• WHAT IS EXPECTED
Pictures in the data below are not part of the copy; transcribe everything else exactly.

Items from a dataset:

***

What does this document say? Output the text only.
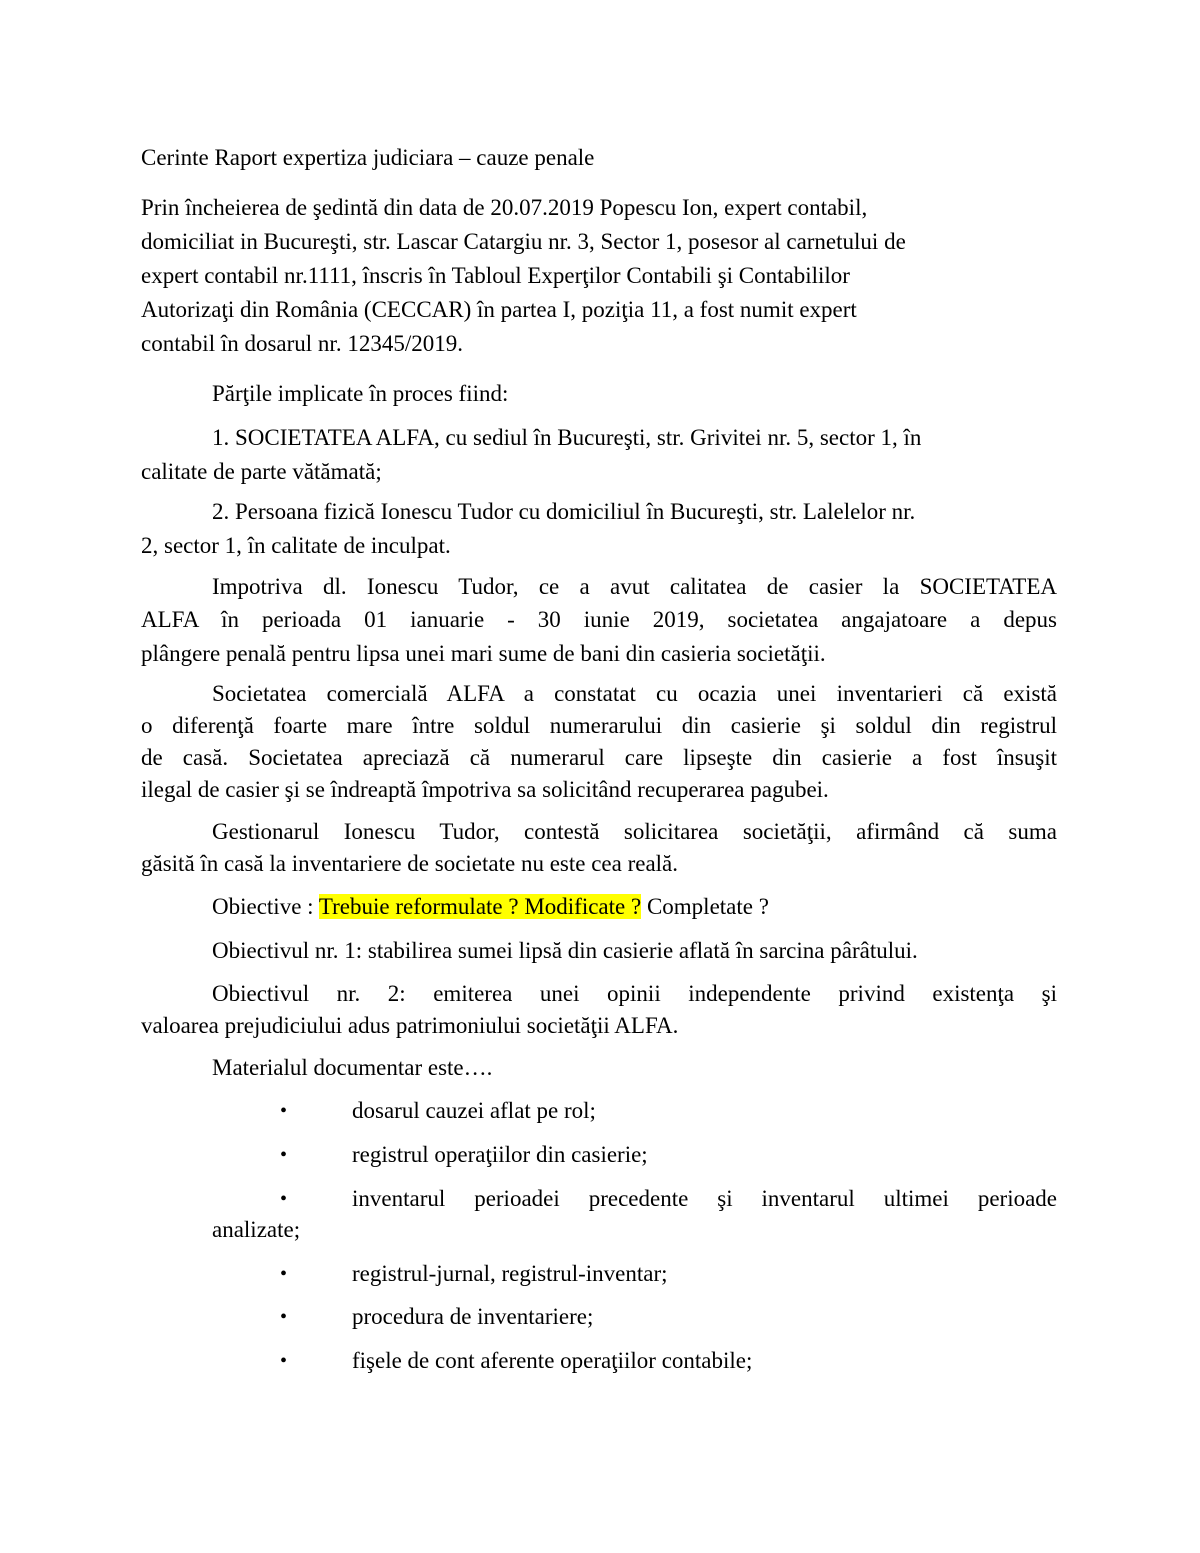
Cerinte Raport expertiza judiciara – cauze penale
Prin încheierea de şedintă din data de 20.07.2019 Popescu Ion, expert contabil,
domiciliat in Bucureşti, str. Lascar Catargiu nr. 3, Sector 1, posesor al carnetului de
expert contabil nr.1111, înscris în Tabloul Experţilor Contabili şi Contabililor
Autorizaţi din România (CECCAR) în partea I, poziţia 11, a fost numit expert
contabil în dosarul nr. 12345/2019.
Părţile implicate în proces fiind:
1. SOCIETATEA ALFA, cu sediul în Bucureşti, str. Grivitei nr. 5, sector 1, în
calitate de parte vătămată;
2. Persoana fizică Ionescu Tudor cu domiciliul în Bucureşti, str. Lalelelor nr.
2, sector 1, în calitate de inculpat.
Impotriva dl. Ionescu Tudor, ce a avut calitatea de casier la SOCIETATEA
ALFA în perioada 01 ianuarie - 30 iunie 2019, societatea angajatoare a depus
plângere penală pentru lipsa unei mari sume de bani din casieria societăţii.
Societatea comercială ALFA a constatat cu ocazia unei inventarieri că există
o diferenţă foarte mare între soldul numerarului din casierie şi soldul din registrul
de casă. Societatea apreciază că numerarul care lipseşte din casierie a fost însuşit
ilegal de casier şi se îndreaptă împotriva sa solicitând recuperarea pagubei.
Gestionarul Ionescu Tudor, contestă solicitarea societăţii, afirmând că suma
găsită în casă la inventariere de societate nu este cea reală.
Obiective : Trebuie reformulate ? Modificate ? Completate ?
Obiectivul nr. 1: stabilirea sumei lipsă din casierie aflată în sarcina pârâtului.
Obiectivul nr. 2: emiterea unei opinii independente privind existenţa şi
valoarea prejudiciului adus patrimoniului societăţii ALFA.
Materialul documentar este….
•	dosarul cauzei aflat pe rol;
•	registrul operaţiilor din casierie;
•	inventarul perioadei precedente şi inventarul ultimei perioade
analizate;
•	registrul-jurnal, registrul-inventar;
•	procedura de inventariere;
•	fişele de cont aferente operaţiilor contabile;
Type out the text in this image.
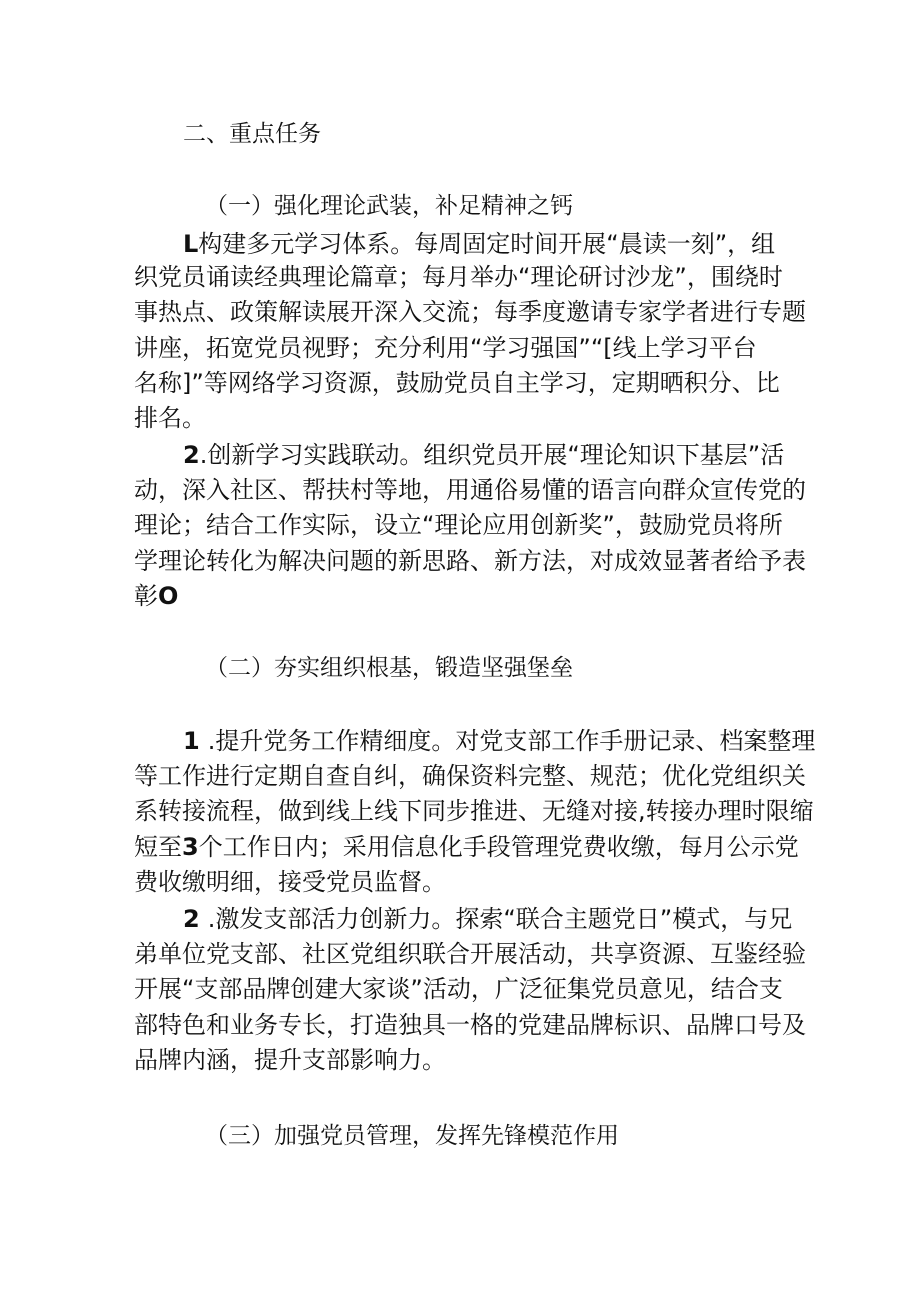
二、重点任务
（一）强化理论武装，补足精神之钙
L构建多元学习体系。每周固定时间开展“晨读一刻”，组
织党员诵读经典理论篇章；每月举办“理论研讨沙龙”，围绕时
事热点、政策解读展开深入交流；每季度邀请专家学者进行专题
讲座，拓宽党员视野；充分利用“学习强国”“[线上学习平台
名称]”等网络学习资源，鼓励党员自主学习，定期晒积分、比
排名。
2.创新学习实践联动。组织党员开展“理论知识下基层”活
动，深入社区、帮扶村等地，用通俗易懂的语言向群众宣传党的
理论；结合工作实际，设立“理论应用创新奖”，鼓励党员将所
学理论转化为解决问题的新思路、新方法，对成效显著者给予表
彰O
（二）夯实组织根基，锻造坚强堡垒
1 .提升党务工作精细度。对党支部工作手册记录、档案整理
等工作进行定期自查自纠，确保资料完整、规范；优化党组织关
系转接流程，做到线上线下同步推进、无缝对接,转接办理时限缩
短至3个工作日内；采用信息化手段管理党费收缴，每月公示党
费收缴明细，接受党员监督。
2 .激发支部活力创新力。探索“联合主题党日”模式，与兄
弟单位党支部、社区党组织联合开展活动，共享资源、互鉴经验
开展“支部品牌创建大家谈”活动，广泛征集党员意见，结合支
部特色和业务专长，打造独具一格的党建品牌标识、品牌口号及
品牌内涵，提升支部影响力。
（三）加强党员管理，发挥先锋模范作用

***

• OUTPUT OF THE EXERCISE
What does this document say? Output the text only.
Cerinte Raport expertiza judiciara – cauze penale
Prin încheierea de şedintă din data de 20.07.2019 Popescu Ion, expert contabil,
domiciliat in Bucureşti, str. Lascar Catargiu nr. 3, Sector 1, posesor al carnetului de
expert contabil nr.1111, înscris în Tabloul Experţilor Contabili şi Contabililor
Autorizaţi din România (CECCAR) în partea I, poziţia 11, a fost numit expert
contabil în dosarul nr. 12345/2019.
Părţile implicate în proces fiind:
1. SOCIETATEA ALFA, cu sediul în Bucureşti, str. Grivitei nr. 5, sector 1, în
calitate de parte vătămată;
2. Persoana fizică Ionescu Tudor cu domiciliul în Bucureşti, str. Lalelelor nr.
2, sector 1, în calitate de inculpat.
Impotriva dl. Ionescu Tudor, ce a avut calitatea de casier la SOCIETATEA
ALFA în perioada 01 ianuarie - 30 iunie 2019, societatea angajatoare a depus
plângere penală pentru lipsa unei mari sume de bani din casieria societăţii.
Societatea comercială ALFA a constatat cu ocazia unei inventarieri că există
o diferenţă foarte mare între soldul numerarului din casierie şi soldul din registrul
de casă. Societatea apreciază că numerarul care lipseşte din casierie a fost însuşit
ilegal de casier şi se îndreaptă împotriva sa solicitând recuperarea pagubei.
Gestionarul Ionescu Tudor, contestă solicitarea societăţii, afirmând că suma
găsită în casă la inventariere de societate nu este cea reală.
Obiective : Trebuie reformulate ? Modificate ? Completate ?
Obiectivul nr. 1: stabilirea sumei lipsă din casierie aflată în sarcina pârâtului.
Obiectivul nr. 2: emiterea unei opinii independente privind existenţa şi
valoarea prejudiciului adus patrimoniului societăţii ALFA.
Materialul documentar este….
•	dosarul cauzei aflat pe rol;
•	registrul operaţiilor din casierie;
•	inventarul perioadei precedente şi inventarul ultimei perioade
analizate;
•	registrul-jurnal, registrul-inventar;
•	procedura de inventariere;
•	fişele de cont aferente operaţiilor contabile;
Type out the text in this image.
二、重点任务
（一）强化理论武装，补足精神之钙
L构建多元学习体系。每周固定时间开展“晨读一刻”，组
织党员诵读经典理论篇章；每月举办“理论研讨沙龙”，围绕时
事热点、政策解读展开深入交流；每季度邀请专家学者进行专题
讲座，拓宽党员视野；充分利用“学习强国”“[线上学习平台
名称]”等网络学习资源，鼓励党员自主学习，定期晒积分、比
排名。
2.创新学习实践联动。组织党员开展“理论知识下基层”活
动，深入社区、帮扶村等地，用通俗易懂的语言向群众宣传党的
理论；结合工作实际，设立“理论应用创新奖”，鼓励党员将所
学理论转化为解决问题的新思路、新方法，对成效显著者给予表
彰O
（二）夯实组织根基，锻造坚强堡垒
1 .提升党务工作精细度。对党支部工作手册记录、档案整理
等工作进行定期自查自纠，确保资料完整、规范；优化党组织关
系转接流程，做到线上线下同步推进、无缝对接,转接办理时限缩
短至3个工作日内；采用信息化手段管理党费收缴，每月公示党
费收缴明细，接受党员监督。
2 .激发支部活力创新力。探索“联合主题党日”模式，与兄
弟单位党支部、社区党组织联合开展活动，共享资源、互鉴经验
开展“支部品牌创建大家谈”活动，广泛征集党员意见，结合支
部特色和业务专长，打造独具一格的党建品牌标识、品牌口号及
品牌内涵，提升支部影响力。
（三）加强党员管理，发挥先锋模范作用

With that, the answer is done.